General characteristics
- Class & type: Balao-class diesel-electric submarine
- Displacement: 1,526 tons (1550 t) surfaced; 2,424 tons (2460 t) submerged;
- Length: 311 ft 8 in (95.00 m)
- Beam: 27 ft 3 in (8.31 m)
- Draft: 16 ft 10 in (5.13 m) maximum
- Propulsion: 4 × Fairbanks-Morse Model 38D8-1⁄8 9-cylinder opposed-piston diesel engines driving electrical generators; 2 × 126-cell Sargo batteries; 4 × high-speed Elliott electric motors with reduction gears; 2 × propellers; 5,400 shp (4.0 MW) surfaced; 2,740 shp (2.04 MW) submerged;
- Speed: 20.25 knots (37 km/h) surfaced; 8.75 knots (16 km/h) submerged;
- Range: 11,000 nm (20,000 km) surfaced at 10 knots (19 km/h)
- Endurance: 48 hours at 2 knots (4 km/h) submerged; 75 days on patrol;
- Test depth: 400 ft (120 m)
- Complement: 10 officers, 70–71 enlisted
- Armament: 10 × 21-inch (533 mm) torpedo tubes; 6 forward, 4 aft; 24 torpedoes; 1 × 4-inch (102 mm) / 50 caliber deck gun; Bofors 40 mm and Oerlikon 20 mm cannon;

= USS Lancetfish =

Submarine of the United States

USS Lancetfish (SS-296), a Balao-class submarine, was the only ship of the United States Navy to be named for the lancetfish (Alepisaurus ferox), a large voracious, deep sea fish having long lancetlike teeth and a high long dorsal fin.

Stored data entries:
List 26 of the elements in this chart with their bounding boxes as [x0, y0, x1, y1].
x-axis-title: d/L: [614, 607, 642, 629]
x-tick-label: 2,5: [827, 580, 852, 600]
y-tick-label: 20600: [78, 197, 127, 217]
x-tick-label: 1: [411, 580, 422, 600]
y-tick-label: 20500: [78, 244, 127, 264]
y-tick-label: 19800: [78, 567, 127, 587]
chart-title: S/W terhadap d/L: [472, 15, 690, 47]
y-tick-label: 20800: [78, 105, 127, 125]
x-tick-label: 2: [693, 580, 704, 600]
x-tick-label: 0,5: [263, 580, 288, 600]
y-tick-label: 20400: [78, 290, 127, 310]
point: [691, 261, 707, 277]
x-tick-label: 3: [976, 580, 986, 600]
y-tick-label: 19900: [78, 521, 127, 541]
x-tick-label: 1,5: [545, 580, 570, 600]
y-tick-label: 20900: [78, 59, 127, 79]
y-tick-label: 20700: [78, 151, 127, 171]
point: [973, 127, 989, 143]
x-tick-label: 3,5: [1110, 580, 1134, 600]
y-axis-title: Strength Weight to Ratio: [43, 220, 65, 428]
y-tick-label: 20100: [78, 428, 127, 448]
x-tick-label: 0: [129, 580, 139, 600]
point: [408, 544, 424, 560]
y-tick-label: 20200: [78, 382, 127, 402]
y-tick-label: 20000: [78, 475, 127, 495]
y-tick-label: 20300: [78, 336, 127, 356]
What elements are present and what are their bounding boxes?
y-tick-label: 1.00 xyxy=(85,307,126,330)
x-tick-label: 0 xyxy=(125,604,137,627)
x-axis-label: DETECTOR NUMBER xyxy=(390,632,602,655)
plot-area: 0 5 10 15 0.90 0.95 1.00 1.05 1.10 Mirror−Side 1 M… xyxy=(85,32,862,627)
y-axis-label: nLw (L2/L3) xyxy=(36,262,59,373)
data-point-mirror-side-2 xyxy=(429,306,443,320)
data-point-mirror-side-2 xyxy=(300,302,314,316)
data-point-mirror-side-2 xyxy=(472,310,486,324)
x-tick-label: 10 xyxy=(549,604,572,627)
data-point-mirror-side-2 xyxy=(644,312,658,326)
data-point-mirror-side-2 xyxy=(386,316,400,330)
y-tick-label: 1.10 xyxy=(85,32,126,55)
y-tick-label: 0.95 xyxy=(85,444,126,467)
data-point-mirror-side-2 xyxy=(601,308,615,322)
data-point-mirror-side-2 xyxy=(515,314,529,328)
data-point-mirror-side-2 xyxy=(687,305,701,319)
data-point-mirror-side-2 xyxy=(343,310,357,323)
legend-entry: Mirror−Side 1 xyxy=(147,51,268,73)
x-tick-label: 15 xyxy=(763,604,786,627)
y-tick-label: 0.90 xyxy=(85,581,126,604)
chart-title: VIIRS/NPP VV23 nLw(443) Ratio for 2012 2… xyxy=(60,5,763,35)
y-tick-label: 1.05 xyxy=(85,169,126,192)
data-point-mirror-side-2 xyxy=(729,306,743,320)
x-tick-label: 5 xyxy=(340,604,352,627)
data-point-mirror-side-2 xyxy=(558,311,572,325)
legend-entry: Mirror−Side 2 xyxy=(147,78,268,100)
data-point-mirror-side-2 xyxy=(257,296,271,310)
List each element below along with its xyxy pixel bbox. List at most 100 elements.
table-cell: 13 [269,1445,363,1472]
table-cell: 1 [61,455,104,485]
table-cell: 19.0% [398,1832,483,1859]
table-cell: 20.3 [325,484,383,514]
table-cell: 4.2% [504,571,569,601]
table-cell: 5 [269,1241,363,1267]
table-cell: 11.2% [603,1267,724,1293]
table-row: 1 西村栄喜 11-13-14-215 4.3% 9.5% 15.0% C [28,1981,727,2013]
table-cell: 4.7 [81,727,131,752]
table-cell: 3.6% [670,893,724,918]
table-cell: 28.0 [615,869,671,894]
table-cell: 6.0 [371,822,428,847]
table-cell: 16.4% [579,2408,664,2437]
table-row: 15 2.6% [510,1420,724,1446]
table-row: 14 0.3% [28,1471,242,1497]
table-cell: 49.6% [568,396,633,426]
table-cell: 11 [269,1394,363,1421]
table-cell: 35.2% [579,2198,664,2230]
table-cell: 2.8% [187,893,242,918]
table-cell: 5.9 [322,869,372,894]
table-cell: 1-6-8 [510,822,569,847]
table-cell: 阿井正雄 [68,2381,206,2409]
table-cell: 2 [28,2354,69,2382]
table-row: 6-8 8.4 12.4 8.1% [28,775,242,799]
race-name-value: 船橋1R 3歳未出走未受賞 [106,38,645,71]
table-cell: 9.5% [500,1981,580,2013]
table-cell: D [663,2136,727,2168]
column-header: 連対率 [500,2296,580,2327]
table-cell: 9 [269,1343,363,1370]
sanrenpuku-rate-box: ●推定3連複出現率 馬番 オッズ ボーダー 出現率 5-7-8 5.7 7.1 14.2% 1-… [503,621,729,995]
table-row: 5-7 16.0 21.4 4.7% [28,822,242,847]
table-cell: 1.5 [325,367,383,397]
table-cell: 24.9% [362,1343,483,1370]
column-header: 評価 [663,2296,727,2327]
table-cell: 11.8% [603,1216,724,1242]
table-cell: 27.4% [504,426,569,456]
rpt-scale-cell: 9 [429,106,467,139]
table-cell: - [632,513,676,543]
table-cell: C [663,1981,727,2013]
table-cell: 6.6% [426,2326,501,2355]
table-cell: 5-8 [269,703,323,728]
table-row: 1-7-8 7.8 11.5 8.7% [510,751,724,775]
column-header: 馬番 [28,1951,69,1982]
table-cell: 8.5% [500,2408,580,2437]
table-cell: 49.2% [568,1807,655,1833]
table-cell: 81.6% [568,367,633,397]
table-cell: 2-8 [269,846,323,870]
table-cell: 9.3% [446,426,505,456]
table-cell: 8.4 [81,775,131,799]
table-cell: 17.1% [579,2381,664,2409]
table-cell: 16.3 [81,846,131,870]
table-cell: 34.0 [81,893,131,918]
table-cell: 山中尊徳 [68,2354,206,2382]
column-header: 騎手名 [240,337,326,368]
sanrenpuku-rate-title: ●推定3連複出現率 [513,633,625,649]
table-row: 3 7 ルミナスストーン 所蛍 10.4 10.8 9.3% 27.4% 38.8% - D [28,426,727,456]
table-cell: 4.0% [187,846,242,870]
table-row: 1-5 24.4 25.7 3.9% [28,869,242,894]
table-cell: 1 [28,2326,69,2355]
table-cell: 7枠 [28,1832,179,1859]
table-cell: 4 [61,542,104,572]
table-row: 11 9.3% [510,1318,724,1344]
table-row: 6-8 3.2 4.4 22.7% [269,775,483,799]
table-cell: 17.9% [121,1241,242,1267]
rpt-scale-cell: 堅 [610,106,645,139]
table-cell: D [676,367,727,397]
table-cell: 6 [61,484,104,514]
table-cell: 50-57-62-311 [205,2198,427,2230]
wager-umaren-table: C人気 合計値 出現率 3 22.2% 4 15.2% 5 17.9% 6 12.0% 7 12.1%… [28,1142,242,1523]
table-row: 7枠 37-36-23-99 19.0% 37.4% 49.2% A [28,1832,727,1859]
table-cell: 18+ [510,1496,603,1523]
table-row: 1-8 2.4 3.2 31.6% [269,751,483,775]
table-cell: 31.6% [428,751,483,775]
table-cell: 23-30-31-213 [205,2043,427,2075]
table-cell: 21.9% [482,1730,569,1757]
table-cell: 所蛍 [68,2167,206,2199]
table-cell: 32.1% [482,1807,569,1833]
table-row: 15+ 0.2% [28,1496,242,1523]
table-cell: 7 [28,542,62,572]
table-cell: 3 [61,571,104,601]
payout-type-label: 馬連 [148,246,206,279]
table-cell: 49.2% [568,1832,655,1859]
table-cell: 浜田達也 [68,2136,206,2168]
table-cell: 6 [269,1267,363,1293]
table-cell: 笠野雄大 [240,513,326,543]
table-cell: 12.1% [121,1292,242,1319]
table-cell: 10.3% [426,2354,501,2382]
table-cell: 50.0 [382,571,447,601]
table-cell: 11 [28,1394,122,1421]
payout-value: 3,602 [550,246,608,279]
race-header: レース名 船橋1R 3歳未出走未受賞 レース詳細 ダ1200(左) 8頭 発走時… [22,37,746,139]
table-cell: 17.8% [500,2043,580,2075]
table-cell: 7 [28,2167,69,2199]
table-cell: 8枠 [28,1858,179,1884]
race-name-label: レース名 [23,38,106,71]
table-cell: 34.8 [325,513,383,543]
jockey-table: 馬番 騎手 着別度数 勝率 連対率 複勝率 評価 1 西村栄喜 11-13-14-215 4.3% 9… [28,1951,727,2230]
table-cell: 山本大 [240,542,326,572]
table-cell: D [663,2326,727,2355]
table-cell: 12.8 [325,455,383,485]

» REQUIRED ACTIONS:
1. Copy the section of the submarine text that starts at "General characteristics" and ends at "in (8.31 m)".
2. According to the submarine text, what is the test depth of the Balao-class submarine?

» YOUR WRITTEN ANSWERS:
1.
General characteristics
- Class & type: Balao-class diesel-electric submarine
- Displacement: 1,526 tons (1550 t) surfaced; 2,424 tons (2460 t) submerged;
- Length: 311 ft 8 in (95.00 m)
- Beam: 27 ft 3 in (8.31 m)

2. 400 ft (120 m)